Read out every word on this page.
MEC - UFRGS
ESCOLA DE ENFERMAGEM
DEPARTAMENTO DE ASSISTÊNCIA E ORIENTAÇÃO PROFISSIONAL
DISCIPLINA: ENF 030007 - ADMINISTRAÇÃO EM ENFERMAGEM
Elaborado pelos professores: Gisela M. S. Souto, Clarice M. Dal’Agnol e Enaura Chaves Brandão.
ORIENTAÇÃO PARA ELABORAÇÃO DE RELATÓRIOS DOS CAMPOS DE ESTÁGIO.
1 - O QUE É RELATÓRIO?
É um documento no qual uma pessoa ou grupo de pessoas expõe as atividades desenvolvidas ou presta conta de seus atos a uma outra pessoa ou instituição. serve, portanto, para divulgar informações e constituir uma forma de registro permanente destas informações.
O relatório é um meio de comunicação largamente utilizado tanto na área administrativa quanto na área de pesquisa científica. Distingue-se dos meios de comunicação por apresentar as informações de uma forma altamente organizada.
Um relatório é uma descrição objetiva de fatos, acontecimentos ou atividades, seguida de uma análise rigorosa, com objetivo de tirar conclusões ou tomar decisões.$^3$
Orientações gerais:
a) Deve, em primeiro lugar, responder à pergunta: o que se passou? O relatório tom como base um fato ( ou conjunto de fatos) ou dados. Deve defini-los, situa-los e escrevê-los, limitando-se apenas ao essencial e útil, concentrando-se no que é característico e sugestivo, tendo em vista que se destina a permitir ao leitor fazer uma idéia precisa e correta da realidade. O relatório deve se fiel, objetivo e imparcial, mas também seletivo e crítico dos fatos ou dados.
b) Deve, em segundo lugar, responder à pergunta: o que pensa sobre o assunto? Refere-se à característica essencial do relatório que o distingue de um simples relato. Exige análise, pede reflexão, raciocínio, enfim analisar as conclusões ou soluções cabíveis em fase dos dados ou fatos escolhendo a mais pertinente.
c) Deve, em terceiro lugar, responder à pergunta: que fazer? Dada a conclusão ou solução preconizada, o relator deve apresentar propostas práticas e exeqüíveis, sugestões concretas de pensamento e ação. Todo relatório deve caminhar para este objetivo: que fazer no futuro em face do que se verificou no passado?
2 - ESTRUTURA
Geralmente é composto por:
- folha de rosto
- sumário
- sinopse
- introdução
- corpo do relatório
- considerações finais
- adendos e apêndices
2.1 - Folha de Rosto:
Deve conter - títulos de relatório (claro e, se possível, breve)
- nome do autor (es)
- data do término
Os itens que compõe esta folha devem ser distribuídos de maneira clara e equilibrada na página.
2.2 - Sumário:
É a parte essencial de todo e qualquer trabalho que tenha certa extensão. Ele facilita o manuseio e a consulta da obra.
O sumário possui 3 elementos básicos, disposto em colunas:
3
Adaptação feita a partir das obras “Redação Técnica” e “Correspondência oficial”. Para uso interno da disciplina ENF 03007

■ ■ ■ ■ ■ ■ ■

Look through the data above. Copy every line with the string "ORIENTAÇÃO" in it.

§ **Solution to the exercise**:
DEPARTAMENTO DE ASSISTÊNCIA E ORIENTAÇÃO PROFISSIONAL
ORIENTAÇÃO PARA ELABORAÇÃO DE RELATÓRIOS DOS CAMPOS DE ESTÁGIO.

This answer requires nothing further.